TRECHO SELECIONADO:
Apesar de estarem situadas em territórios e contextos diversificados, as escolas apresentaram características em comum, tais como uma rede ampliada, com vínculos presentes em todos os quadrantes, conforme demonstrado nas imagens (Figuras 1 a 3).

Figura 1 Mapa Mínimo da Rede Social Institucional Externa das Escolas A e B. Ribeirão Preto, 2014. 

Figura 2 Mapa Mínimo da Rede Social Institucional Externa das Escolas C e D. Ribeirão Preto, 2014. 

Figura 3 Mapa Mínimo da Rede Social Institucional Externa das Escolas E e F. Ribeirão Preto, 2014.

Dados de disposição espacial:
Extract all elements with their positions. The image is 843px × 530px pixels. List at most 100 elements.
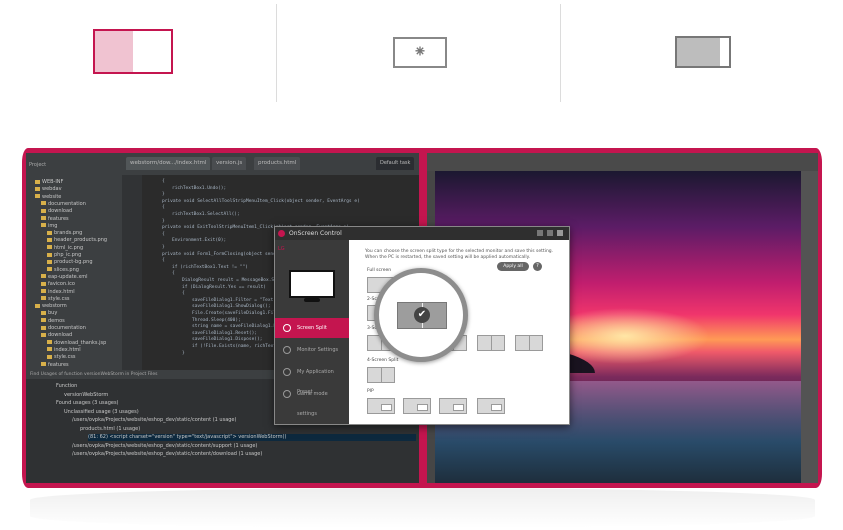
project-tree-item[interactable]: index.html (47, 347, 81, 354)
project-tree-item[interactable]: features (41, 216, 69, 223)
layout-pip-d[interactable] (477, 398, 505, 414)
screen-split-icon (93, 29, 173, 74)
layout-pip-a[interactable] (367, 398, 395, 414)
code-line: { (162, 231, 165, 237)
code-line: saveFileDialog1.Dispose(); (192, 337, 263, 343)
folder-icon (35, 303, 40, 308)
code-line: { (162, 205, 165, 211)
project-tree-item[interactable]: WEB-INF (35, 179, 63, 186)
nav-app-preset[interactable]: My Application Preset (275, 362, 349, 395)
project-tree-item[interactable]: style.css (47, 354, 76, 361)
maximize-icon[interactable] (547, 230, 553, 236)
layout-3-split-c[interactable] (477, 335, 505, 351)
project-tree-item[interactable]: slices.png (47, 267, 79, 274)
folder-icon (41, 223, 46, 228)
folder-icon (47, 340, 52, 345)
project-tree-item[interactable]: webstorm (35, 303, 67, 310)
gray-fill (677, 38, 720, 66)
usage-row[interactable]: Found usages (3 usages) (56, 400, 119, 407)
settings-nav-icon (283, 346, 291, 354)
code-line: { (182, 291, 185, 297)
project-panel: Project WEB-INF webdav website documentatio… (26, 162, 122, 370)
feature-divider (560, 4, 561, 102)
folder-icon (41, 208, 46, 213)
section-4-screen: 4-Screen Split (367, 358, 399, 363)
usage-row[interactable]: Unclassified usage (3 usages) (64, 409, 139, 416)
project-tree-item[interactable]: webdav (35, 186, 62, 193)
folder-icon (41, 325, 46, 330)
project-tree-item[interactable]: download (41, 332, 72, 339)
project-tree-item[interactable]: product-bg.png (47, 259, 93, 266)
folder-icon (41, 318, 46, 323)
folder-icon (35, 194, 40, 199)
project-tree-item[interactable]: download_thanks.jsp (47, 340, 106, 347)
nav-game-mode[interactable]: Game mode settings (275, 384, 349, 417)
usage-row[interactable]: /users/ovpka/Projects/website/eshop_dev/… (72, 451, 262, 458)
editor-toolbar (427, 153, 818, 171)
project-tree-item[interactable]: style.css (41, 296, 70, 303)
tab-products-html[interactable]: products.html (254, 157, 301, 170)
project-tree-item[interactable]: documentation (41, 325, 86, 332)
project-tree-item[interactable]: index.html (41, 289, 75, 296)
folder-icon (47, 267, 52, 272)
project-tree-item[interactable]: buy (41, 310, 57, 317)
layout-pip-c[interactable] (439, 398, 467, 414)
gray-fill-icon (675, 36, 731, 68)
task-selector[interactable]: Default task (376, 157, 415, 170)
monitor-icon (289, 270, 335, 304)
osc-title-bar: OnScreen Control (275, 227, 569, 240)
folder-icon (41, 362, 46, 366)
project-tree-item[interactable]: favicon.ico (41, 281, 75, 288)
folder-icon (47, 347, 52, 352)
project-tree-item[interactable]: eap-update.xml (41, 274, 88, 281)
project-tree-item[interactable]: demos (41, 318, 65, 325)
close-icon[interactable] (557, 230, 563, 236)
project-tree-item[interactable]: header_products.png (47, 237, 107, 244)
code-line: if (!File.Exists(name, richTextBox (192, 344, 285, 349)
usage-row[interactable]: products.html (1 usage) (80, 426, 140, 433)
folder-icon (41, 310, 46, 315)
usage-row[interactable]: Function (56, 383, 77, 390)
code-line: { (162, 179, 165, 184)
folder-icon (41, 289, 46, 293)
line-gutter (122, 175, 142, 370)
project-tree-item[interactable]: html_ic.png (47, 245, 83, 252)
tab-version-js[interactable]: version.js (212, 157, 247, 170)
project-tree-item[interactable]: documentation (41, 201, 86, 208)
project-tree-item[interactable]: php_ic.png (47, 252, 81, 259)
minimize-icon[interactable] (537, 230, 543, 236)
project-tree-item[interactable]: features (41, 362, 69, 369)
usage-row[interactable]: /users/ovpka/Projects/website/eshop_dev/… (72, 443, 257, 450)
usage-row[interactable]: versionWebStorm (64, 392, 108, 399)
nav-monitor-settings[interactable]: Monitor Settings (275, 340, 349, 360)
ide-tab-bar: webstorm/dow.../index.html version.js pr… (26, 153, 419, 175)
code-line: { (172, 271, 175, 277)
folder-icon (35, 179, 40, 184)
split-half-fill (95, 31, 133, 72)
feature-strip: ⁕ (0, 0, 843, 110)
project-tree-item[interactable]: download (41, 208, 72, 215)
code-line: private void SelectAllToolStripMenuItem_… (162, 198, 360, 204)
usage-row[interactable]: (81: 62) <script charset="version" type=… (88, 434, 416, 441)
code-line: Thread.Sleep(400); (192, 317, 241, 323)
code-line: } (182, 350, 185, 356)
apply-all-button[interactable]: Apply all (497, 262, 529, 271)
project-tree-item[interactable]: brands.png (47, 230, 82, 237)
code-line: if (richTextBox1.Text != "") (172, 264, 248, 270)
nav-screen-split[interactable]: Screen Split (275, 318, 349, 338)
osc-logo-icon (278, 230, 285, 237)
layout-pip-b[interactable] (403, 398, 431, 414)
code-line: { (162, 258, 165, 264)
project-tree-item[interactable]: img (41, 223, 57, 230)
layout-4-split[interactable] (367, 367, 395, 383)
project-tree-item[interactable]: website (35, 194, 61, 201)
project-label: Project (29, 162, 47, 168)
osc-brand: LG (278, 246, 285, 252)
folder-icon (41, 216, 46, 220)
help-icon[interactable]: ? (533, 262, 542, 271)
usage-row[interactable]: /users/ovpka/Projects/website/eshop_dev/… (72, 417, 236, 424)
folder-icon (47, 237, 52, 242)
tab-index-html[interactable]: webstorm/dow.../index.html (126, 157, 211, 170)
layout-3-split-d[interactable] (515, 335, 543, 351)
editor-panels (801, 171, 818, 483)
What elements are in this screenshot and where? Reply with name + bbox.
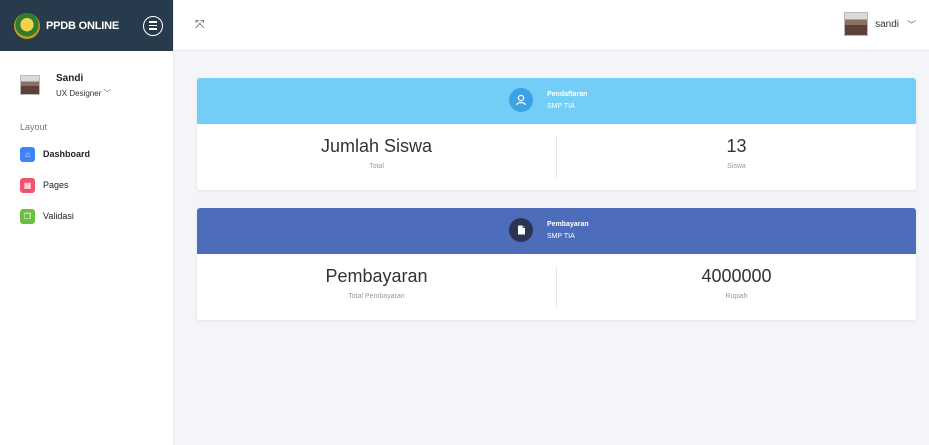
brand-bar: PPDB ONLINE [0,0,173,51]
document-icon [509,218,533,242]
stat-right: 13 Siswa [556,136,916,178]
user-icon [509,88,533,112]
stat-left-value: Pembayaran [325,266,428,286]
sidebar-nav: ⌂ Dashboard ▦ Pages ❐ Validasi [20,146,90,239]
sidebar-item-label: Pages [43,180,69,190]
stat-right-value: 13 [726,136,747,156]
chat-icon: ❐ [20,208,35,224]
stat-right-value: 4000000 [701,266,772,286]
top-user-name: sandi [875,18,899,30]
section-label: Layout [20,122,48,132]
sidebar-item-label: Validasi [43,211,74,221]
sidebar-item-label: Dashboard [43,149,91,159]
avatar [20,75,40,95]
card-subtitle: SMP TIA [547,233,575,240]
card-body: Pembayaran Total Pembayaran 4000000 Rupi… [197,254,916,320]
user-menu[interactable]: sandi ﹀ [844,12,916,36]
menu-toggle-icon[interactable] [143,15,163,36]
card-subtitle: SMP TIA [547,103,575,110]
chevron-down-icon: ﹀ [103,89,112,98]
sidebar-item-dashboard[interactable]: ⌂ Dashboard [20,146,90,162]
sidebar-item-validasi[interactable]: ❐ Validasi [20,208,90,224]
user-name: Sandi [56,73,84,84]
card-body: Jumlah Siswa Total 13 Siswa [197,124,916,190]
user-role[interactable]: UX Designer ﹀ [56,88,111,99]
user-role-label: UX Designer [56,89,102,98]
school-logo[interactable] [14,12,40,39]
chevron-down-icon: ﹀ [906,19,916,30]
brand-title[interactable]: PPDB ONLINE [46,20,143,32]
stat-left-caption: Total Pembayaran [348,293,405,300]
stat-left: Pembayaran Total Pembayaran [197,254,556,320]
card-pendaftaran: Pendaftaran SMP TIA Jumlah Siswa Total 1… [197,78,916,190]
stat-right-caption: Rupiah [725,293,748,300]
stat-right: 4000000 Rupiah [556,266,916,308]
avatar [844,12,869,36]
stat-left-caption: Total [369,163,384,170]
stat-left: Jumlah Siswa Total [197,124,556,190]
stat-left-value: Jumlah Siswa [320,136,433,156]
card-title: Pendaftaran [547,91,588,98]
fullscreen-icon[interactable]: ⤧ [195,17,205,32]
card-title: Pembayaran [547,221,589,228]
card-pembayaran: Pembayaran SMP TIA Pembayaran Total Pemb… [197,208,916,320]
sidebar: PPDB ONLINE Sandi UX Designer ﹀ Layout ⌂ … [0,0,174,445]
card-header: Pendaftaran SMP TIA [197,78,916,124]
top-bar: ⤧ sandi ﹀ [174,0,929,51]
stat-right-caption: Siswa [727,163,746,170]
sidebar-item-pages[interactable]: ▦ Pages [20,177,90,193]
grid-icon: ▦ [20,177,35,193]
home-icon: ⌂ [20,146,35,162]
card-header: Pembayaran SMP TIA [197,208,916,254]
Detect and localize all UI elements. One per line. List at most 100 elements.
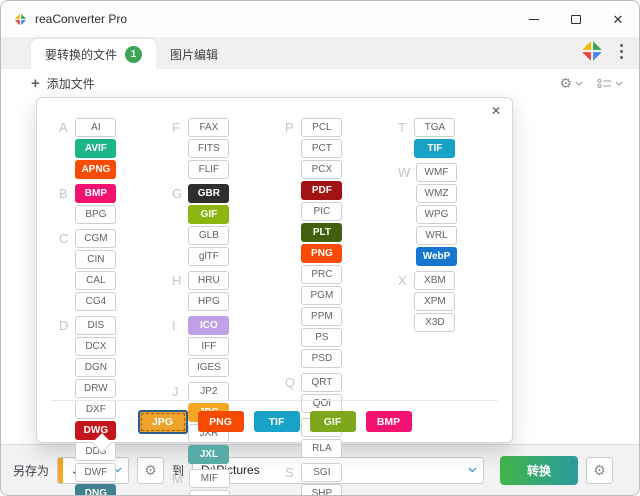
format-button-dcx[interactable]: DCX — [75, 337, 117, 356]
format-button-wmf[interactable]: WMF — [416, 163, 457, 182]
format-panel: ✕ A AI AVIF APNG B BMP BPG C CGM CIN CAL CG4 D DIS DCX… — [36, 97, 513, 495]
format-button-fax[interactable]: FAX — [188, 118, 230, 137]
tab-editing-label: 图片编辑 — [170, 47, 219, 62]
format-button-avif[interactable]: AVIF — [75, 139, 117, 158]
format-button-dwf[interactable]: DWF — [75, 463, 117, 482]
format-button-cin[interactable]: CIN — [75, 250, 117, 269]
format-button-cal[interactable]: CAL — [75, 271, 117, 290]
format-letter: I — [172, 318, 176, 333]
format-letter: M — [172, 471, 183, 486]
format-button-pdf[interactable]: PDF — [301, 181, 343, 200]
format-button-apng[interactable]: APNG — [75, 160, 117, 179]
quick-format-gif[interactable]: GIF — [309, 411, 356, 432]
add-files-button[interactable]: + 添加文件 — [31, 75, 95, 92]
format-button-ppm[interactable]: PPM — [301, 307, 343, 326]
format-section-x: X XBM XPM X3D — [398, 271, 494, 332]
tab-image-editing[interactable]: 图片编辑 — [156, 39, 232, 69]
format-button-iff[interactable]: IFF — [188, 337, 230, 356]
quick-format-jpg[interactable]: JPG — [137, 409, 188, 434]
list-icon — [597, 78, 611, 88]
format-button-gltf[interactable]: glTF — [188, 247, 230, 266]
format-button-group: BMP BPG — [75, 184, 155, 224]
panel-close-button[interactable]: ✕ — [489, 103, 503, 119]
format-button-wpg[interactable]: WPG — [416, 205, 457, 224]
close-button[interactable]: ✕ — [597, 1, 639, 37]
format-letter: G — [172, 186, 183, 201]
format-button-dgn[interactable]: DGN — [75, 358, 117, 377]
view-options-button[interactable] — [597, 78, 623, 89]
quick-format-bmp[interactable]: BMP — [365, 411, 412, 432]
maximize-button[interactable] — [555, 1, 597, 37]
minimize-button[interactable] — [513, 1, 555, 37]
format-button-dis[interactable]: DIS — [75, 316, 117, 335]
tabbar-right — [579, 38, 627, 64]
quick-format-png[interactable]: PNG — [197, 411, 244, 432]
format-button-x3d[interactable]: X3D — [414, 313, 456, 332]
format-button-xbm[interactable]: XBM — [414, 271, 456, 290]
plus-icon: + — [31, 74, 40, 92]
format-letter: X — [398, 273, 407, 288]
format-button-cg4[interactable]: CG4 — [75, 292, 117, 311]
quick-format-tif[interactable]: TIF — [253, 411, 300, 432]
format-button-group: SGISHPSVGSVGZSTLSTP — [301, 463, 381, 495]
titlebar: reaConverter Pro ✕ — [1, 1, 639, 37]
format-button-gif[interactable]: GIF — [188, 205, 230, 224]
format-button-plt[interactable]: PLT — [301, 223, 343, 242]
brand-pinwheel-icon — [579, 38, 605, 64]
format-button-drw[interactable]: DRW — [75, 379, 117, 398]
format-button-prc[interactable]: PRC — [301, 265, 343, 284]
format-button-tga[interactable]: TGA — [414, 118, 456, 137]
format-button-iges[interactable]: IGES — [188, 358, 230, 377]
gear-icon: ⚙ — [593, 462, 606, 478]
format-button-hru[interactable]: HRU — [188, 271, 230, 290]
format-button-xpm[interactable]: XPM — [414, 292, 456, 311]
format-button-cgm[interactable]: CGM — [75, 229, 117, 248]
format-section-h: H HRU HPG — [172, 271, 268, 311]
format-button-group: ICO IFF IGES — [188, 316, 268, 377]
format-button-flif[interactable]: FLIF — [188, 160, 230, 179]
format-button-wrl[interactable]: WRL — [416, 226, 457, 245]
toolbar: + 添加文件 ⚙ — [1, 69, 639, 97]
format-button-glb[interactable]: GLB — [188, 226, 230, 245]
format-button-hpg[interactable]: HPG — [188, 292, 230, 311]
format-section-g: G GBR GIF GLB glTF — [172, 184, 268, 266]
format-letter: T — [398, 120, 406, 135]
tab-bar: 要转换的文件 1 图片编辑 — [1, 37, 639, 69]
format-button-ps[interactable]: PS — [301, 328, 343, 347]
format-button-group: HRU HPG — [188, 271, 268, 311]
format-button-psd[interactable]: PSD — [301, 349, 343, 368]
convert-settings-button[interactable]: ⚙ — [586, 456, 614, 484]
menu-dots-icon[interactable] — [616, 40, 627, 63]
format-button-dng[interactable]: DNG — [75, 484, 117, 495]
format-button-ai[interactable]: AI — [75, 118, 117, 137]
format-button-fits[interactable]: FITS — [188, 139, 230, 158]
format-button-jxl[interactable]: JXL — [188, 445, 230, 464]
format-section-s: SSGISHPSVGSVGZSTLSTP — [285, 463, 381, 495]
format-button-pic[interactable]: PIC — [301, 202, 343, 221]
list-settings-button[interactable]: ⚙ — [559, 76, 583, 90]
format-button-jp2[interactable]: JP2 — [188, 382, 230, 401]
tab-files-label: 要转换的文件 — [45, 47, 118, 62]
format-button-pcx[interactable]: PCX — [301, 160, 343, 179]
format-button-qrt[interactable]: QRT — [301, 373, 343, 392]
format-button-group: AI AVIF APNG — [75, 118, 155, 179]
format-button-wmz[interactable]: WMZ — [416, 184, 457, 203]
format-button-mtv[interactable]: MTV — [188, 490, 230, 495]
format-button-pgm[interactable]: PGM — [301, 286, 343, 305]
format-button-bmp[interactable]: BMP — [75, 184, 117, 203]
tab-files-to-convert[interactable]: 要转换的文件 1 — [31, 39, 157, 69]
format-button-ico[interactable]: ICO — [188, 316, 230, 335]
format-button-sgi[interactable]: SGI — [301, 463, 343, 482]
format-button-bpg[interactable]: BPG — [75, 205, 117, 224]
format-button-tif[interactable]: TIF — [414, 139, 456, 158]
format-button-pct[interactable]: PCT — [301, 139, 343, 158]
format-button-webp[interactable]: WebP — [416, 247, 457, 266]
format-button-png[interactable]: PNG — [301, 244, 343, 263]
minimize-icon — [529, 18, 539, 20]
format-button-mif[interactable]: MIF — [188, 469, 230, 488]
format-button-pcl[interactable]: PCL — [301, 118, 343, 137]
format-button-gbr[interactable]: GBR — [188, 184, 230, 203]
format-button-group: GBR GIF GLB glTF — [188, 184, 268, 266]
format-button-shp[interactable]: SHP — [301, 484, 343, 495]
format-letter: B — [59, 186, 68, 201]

SOLICITAÇÃO: De acordo com o trecho selecionado, que característica em comum as escolas apresentaram?

RESPOSTA CORRETA: Uma rede ampliada, com vínculos presentes em todos os quadrantes.